Every line that holds the string "fenómenos" is to be identified and copied.

# DATA IN THIS EXERCISE start

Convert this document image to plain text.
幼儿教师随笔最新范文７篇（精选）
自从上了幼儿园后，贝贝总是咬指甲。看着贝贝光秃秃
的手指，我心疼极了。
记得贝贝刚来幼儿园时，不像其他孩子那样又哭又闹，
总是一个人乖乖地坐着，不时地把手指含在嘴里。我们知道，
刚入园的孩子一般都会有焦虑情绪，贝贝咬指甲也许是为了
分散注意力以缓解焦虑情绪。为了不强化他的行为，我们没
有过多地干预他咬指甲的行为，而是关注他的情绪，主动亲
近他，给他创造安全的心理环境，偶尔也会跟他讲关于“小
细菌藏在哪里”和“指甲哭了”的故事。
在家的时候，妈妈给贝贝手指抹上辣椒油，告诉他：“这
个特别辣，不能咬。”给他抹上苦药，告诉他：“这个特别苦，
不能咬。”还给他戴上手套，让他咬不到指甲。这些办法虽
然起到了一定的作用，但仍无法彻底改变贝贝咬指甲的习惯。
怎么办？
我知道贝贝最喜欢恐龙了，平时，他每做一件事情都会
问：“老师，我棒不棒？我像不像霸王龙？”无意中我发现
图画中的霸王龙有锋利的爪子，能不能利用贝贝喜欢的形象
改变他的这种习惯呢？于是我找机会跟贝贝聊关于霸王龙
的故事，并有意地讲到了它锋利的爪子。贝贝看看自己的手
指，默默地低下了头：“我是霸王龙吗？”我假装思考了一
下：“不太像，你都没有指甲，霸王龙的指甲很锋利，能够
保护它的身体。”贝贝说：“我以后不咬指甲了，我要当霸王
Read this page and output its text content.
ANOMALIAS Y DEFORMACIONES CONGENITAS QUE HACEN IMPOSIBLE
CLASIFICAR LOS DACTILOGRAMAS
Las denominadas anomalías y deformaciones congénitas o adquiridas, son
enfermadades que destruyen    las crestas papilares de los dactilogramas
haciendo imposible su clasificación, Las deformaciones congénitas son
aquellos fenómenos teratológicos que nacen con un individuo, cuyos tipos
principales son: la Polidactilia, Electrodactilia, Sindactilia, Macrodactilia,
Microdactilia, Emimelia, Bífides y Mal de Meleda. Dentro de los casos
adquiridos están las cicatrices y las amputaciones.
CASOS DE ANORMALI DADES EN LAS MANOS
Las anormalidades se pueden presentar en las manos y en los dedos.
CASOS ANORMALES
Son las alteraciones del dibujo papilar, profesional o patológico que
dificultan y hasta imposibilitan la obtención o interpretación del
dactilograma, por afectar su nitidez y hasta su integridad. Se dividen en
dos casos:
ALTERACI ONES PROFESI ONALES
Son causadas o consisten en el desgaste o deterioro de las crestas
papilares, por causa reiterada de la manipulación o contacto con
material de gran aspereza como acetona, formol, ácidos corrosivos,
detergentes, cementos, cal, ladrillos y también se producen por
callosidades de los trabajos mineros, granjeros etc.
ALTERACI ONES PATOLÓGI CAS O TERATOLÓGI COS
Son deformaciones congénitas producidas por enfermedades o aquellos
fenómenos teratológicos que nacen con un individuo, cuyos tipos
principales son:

# DATA IN THIS EXERCISE end

**TASK ANSWER**
aquellos fenómenos teratológicos que nacen con un individuo, cuyos tipos
fenómenos teratológicos que nacen con un individuo, cuyos tipos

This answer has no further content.